WORK INSTRUCTIONS: Print all entries precisely as they are written.

-- begin EXCERPTED DATA --

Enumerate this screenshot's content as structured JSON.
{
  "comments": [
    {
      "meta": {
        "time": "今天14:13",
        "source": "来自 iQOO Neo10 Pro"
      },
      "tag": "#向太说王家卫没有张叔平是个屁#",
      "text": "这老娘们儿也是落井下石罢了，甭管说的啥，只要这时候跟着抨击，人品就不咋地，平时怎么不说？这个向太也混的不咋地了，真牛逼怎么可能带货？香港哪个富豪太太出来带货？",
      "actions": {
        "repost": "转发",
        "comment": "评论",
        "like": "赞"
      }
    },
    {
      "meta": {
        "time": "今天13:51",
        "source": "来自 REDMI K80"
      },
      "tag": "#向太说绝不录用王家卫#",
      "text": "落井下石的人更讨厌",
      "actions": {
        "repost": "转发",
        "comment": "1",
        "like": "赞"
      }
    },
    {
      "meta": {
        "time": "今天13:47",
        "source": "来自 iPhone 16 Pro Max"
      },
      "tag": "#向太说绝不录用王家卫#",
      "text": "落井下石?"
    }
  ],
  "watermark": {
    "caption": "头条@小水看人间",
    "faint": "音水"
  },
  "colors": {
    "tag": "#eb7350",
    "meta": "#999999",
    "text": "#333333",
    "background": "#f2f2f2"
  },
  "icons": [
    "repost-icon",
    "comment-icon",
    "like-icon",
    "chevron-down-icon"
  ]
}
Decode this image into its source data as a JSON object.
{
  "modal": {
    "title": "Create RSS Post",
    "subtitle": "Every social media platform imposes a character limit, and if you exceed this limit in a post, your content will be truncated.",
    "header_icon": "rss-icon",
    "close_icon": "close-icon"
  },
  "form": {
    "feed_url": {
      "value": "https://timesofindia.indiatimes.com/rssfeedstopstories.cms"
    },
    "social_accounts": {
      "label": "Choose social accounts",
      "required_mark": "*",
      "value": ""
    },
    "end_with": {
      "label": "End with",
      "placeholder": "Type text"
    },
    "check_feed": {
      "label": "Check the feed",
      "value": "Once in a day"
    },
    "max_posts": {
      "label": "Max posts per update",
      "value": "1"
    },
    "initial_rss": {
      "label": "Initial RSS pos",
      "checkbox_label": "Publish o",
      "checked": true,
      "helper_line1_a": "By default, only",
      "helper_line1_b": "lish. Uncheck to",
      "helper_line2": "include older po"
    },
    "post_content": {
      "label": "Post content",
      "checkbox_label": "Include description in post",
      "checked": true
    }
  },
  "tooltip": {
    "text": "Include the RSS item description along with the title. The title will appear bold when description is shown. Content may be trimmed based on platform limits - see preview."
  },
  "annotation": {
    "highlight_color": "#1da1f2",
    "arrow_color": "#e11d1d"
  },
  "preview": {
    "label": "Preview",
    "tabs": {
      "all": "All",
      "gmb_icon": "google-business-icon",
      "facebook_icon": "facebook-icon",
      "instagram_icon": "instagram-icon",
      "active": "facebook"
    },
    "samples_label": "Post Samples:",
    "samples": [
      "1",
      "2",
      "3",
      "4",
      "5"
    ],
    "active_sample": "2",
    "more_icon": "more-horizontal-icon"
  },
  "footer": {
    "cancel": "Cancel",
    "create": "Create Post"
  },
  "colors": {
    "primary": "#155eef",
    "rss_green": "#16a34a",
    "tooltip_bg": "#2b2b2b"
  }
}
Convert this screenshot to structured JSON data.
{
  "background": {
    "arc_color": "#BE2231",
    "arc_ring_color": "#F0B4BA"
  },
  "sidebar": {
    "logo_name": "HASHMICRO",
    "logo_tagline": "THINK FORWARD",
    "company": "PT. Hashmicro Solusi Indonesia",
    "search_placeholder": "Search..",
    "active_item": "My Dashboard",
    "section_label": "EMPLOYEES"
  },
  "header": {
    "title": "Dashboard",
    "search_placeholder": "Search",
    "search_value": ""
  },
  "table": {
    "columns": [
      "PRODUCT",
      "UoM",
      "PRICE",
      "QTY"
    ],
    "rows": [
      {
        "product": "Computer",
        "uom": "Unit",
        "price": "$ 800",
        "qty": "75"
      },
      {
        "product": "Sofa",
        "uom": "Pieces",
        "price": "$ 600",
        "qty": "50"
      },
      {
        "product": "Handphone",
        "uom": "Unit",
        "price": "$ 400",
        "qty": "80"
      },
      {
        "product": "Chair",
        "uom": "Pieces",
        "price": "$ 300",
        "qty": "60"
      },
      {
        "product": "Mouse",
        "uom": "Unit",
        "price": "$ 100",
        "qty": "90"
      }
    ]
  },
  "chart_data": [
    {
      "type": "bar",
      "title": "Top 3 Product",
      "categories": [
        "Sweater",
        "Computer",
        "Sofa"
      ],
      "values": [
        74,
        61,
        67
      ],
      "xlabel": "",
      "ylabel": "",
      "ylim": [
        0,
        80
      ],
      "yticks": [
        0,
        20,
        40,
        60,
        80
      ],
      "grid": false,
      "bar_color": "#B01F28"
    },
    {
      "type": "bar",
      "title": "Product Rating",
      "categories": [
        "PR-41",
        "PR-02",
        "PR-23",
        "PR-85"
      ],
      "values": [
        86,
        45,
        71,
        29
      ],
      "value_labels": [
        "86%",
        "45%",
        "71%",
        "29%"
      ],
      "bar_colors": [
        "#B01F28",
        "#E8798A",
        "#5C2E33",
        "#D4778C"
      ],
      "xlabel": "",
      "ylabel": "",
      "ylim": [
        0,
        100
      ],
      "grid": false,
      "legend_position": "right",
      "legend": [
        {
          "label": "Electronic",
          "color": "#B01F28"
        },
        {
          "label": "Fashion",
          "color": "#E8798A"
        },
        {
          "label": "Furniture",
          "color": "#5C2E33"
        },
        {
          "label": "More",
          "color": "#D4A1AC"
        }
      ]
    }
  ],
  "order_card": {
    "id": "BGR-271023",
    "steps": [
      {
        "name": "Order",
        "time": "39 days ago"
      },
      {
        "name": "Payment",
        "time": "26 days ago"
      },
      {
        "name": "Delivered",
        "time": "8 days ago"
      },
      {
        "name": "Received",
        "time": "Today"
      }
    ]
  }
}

-- end EXCERPTED DATA --

ANSWER TO THE EXERCISE:
Enumerate this screenshot's content as structured JSON.
{
  "comments": [
    {
      "meta": {
        "time": "今天14:13",
        "source": "来自 iQOO Neo10 Pro"
      },
      "tag": "#向太说王家卫没有张叔平是个屁#",
      "text": "这老娘们儿也是落井下石罢了，甭管说的啥，只要这时候跟着抨击，人品就不咋地，平时怎么不说？这个向太也混的不咋地了，真牛逼怎么可能带货？香港哪个富豪太太出来带货？",
      "actions": {
        "repost": "转发",
        "comment": "评论",
        "like": "赞"
      }
    },
    {
      "meta": {
        "time": "今天13:51",
        "source": "来自 REDMI K80"
      },
      "tag": "#向太说绝不录用王家卫#",
      "text": "落井下石的人更讨厌",
      "actions": {
        "repost": "转发",
        "comment": "1",
        "like": "赞"
      }
    },
    {
      "meta": {
        "time": "今天13:47",
        "source": "来自 iPhone 16 Pro Max"
      },
      "tag": "#向太说绝不录用王家卫#",
      "text": "落井下石?"
    }
  ],
  "watermark": {
    "caption": "头条@小水看人间",
    "faint": "音水"
  },
  "colors": {
    "tag": "#eb7350",
    "meta": "#999999",
    "text": "#333333",
    "background": "#f2f2f2"
  },
  "icons": [
    "repost-icon",
    "comment-icon",
    "like-icon",
    "chevron-down-icon"
  ]
}
Decode this image into its source data as a JSON object.
{
  "modal": {
    "title": "Create RSS Post",
    "subtitle": "Every social media platform imposes a character limit, and if you exceed this limit in a post, your content will be truncated.",
    "header_icon": "rss-icon",
    "close_icon": "close-icon"
  },
  "form": {
    "feed_url": {
      "value": "https://timesofindia.indiatimes.com/rssfeedstopstories.cms"
    },
    "social_accounts": {
      "label": "Choose social accounts",
      "required_mark": "*",
      "value": ""
    },
    "end_with": {
      "label": "End with",
      "placeholder": "Type text"
    },
    "check_feed": {
      "label": "Check the feed",
      "value": "Once in a day"
    },
    "max_posts": {
      "label": "Max posts per update",
      "value": "1"
    },
    "initial_rss": {
      "label": "Initial RSS pos",
      "checkbox_label": "Publish o",
      "checked": true,
      "helper_line1_a": "By default, only",
      "helper_line1_b": "lish. Uncheck to",
      "helper_line2": "include older po"
    },
    "post_content": {
      "label": "Post content",
      "checkbox_label": "Include description in post",
      "checked": true
    }
  },
  "tooltip": {
    "text": "Include the RSS item description along with the title. The title will appear bold when description is shown. Content may be trimmed based on platform limits - see preview."
  },
  "annotation": {
    "highlight_color": "#1da1f2",
    "arrow_color": "#e11d1d"
  },
  "preview": {
    "label": "Preview",
    "tabs": {
      "all": "All",
      "gmb_icon": "google-business-icon",
      "facebook_icon": "facebook-icon",
      "instagram_icon": "instagram-icon",
      "active": "facebook"
    },
    "samples_label": "Post Samples:",
    "samples": [
      "1",
      "2",
      "3",
      "4",
      "5"
    ],
    "active_sample": "2",
    "more_icon": "more-horizontal-icon"
  },
  "footer": {
    "cancel": "Cancel",
    "create": "Create Post"
  },
  "colors": {
    "primary": "#155eef",
    "rss_green": "#16a34a",
    "tooltip_bg": "#2b2b2b"
  }
}
Convert this screenshot to structured JSON data.
{
  "background": {
    "arc_color": "#BE2231",
    "arc_ring_color": "#F0B4BA"
  },
  "sidebar": {
    "logo_name": "HASHMICRO",
    "logo_tagline": "THINK FORWARD",
    "company": "PT. Hashmicro Solusi Indonesia",
    "search_placeholder": "Search..",
    "active_item": "My Dashboard",
    "section_label": "EMPLOYEES"
  },
  "header": {
    "title": "Dashboard",
    "search_placeholder": "Search",
    "search_value": ""
  },
  "table": {
    "columns": [
      "PRODUCT",
      "UoM",
      "PRICE",
      "QTY"
    ],
    "rows": [
      {
        "product": "Computer",
        "uom": "Unit",
        "price": "$ 800",
        "qty": "75"
      },
      {
        "product": "Sofa",
        "uom": "Pieces",
        "price": "$ 600",
        "qty": "50"
      },
      {
        "product": "Handphone",
        "uom": "Unit",
        "price": "$ 400",
        "qty": "80"
      },
      {
        "product": "Chair",
        "uom": "Pieces",
        "price": "$ 300",
        "qty": "60"
      },
      {
        "product": "Mouse",
        "uom": "Unit",
        "price": "$ 100",
        "qty": "90"
      }
    ]
  },
  "chart_data": [
    {
      "type": "bar",
      "title": "Top 3 Product",
      "categories": [
        "Sweater",
        "Computer",
        "Sofa"
      ],
      "values": [
        74,
        61,
        67
      ],
      "xlabel": "",
      "ylabel": "",
      "ylim": [
        0,
        80
      ],
      "yticks": [
        0,
        20,
        40,
        60,
        80
      ],
      "grid": false,
      "bar_color": "#B01F28"
    },
    {
      "type": "bar",
      "title": "Product Rating",
      "categories": [
        "PR-41",
        "PR-02",
        "PR-23",
        "PR-85"
      ],
      "values": [
        86,
        45,
        71,
        29
      ],
      "value_labels": [
        "86%",
        "45%",
        "71%",
        "29%"
      ],
      "bar_colors": [
        "#B01F28",
        "#E8798A",
        "#5C2E33",
        "#D4778C"
      ],
      "xlabel": "",
      "ylabel": "",
      "ylim": [
        0,
        100
      ],
      "grid": false,
      "legend_position": "right",
      "legend": [
        {
          "label": "Electronic",
          "color": "#B01F28"
        },
        {
          "label": "Fashion",
          "color": "#E8798A"
        },
        {
          "label": "Furniture",
          "color": "#5C2E33"
        },
        {
          "label": "More",
          "color": "#D4A1AC"
        }
      ]
    }
  ],
  "order_card": {
    "id": "BGR-271023",
    "steps": [
      {
        "name": "Order",
        "time": "39 days ago"
      },
      {
        "name": "Payment",
        "time": "26 days ago"
      },
      {
        "name": "Delivered",
        "time": "8 days ago"
      },
      {
        "name": "Received",
        "time": "Today"
      }
    ]
  }
}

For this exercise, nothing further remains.